Exercise requirements: Pictures are not part of the copy; repeat everything else in the records exactly.

Records provided:
-*-

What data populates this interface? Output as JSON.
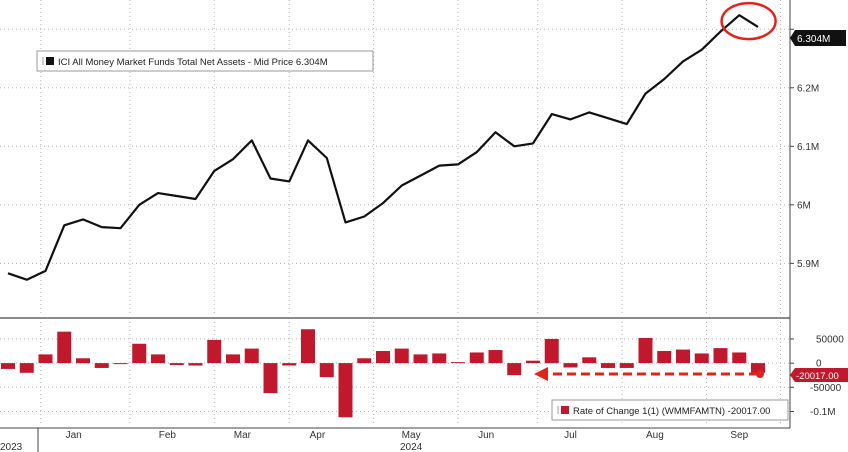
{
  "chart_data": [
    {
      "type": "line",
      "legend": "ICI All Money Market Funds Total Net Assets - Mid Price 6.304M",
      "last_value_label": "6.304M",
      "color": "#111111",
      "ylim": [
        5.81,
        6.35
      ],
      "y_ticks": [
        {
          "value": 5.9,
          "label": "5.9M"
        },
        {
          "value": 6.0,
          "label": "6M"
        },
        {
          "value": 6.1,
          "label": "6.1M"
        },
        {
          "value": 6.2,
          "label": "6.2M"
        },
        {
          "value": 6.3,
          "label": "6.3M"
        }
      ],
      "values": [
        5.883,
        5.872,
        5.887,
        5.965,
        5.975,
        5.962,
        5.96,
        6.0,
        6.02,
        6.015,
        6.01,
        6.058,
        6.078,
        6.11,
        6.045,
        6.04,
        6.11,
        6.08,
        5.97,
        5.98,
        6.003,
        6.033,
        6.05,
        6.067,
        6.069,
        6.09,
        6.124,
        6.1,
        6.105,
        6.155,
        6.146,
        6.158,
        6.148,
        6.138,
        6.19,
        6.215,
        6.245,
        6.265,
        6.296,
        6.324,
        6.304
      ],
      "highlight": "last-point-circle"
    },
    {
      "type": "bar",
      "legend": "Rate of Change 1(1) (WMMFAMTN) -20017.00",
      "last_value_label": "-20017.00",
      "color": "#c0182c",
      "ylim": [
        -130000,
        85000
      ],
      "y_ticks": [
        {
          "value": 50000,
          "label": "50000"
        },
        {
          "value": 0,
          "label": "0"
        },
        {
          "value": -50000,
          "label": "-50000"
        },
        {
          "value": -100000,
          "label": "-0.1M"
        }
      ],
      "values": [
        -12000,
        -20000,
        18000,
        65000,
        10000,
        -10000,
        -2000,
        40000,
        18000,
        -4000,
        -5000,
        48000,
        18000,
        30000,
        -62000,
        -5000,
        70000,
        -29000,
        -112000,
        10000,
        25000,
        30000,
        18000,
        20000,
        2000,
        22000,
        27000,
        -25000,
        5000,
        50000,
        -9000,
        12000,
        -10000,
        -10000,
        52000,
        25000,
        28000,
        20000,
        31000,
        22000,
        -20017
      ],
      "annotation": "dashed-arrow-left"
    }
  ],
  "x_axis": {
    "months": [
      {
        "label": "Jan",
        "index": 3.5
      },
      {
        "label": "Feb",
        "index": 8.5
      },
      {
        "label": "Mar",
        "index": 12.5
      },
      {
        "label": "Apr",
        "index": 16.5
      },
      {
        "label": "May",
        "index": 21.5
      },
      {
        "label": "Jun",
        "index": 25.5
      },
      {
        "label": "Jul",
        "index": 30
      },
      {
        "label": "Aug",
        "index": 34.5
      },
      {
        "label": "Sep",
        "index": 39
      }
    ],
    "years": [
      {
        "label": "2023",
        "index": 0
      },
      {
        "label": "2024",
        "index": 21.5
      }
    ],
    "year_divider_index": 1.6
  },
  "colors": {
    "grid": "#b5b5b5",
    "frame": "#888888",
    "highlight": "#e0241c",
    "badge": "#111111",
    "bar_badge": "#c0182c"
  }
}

-*-

Response for this exercise:
What data populates this interface? Output as JSON.
{
  "chart_data": [
    {
      "type": "line",
      "legend": "ICI All Money Market Funds Total Net Assets - Mid Price 6.304M",
      "last_value_label": "6.304M",
      "color": "#111111",
      "ylim": [
        5.81,
        6.35
      ],
      "y_ticks": [
        {
          "value": 5.9,
          "label": "5.9M"
        },
        {
          "value": 6.0,
          "label": "6M"
        },
        {
          "value": 6.1,
          "label": "6.1M"
        },
        {
          "value": 6.2,
          "label": "6.2M"
        },
        {
          "value": 6.3,
          "label": "6.3M"
        }
      ],
      "values": [
        5.883,
        5.872,
        5.887,
        5.965,
        5.975,
        5.962,
        5.96,
        6.0,
        6.02,
        6.015,
        6.01,
        6.058,
        6.078,
        6.11,
        6.045,
        6.04,
        6.11,
        6.08,
        5.97,
        5.98,
        6.003,
        6.033,
        6.05,
        6.067,
        6.069,
        6.09,
        6.124,
        6.1,
        6.105,
        6.155,
        6.146,
        6.158,
        6.148,
        6.138,
        6.19,
        6.215,
        6.245,
        6.265,
        6.296,
        6.324,
        6.304
      ],
      "highlight": "last-point-circle"
    },
    {
      "type": "bar",
      "legend": "Rate of Change 1(1) (WMMFAMTN) -20017.00",
      "last_value_label": "-20017.00",
      "color": "#c0182c",
      "ylim": [
        -130000,
        85000
      ],
      "y_ticks": [
        {
          "value": 50000,
          "label": "50000"
        },
        {
          "value": 0,
          "label": "0"
        },
        {
          "value": -50000,
          "label": "-50000"
        },
        {
          "value": -100000,
          "label": "-0.1M"
        }
      ],
      "values": [
        -12000,
        -20000,
        18000,
        65000,
        10000,
        -10000,
        -2000,
        40000,
        18000,
        -4000,
        -5000,
        48000,
        18000,
        30000,
        -62000,
        -5000,
        70000,
        -29000,
        -112000,
        10000,
        25000,
        30000,
        18000,
        20000,
        2000,
        22000,
        27000,
        -25000,
        5000,
        50000,
        -9000,
        12000,
        -10000,
        -10000,
        52000,
        25000,
        28000,
        20000,
        31000,
        22000,
        -20017
      ],
      "annotation": "dashed-arrow-left"
    }
  ],
  "x_axis": {
    "months": [
      {
        "label": "Jan",
        "index": 3.5
      },
      {
        "label": "Feb",
        "index": 8.5
      },
      {
        "label": "Mar",
        "index": 12.5
      },
      {
        "label": "Apr",
        "index": 16.5
      },
      {
        "label": "May",
        "index": 21.5
      },
      {
        "label": "Jun",
        "index": 25.5
      },
      {
        "label": "Jul",
        "index": 30
      },
      {
        "label": "Aug",
        "index": 34.5
      },
      {
        "label": "Sep",
        "index": 39
      }
    ],
    "years": [
      {
        "label": "2023",
        "index": 0
      },
      {
        "label": "2024",
        "index": 21.5
      }
    ],
    "year_divider_index": 1.6
  },
  "colors": {
    "grid": "#b5b5b5",
    "frame": "#888888",
    "highlight": "#e0241c",
    "badge": "#111111",
    "bar_badge": "#c0182c"
  }
}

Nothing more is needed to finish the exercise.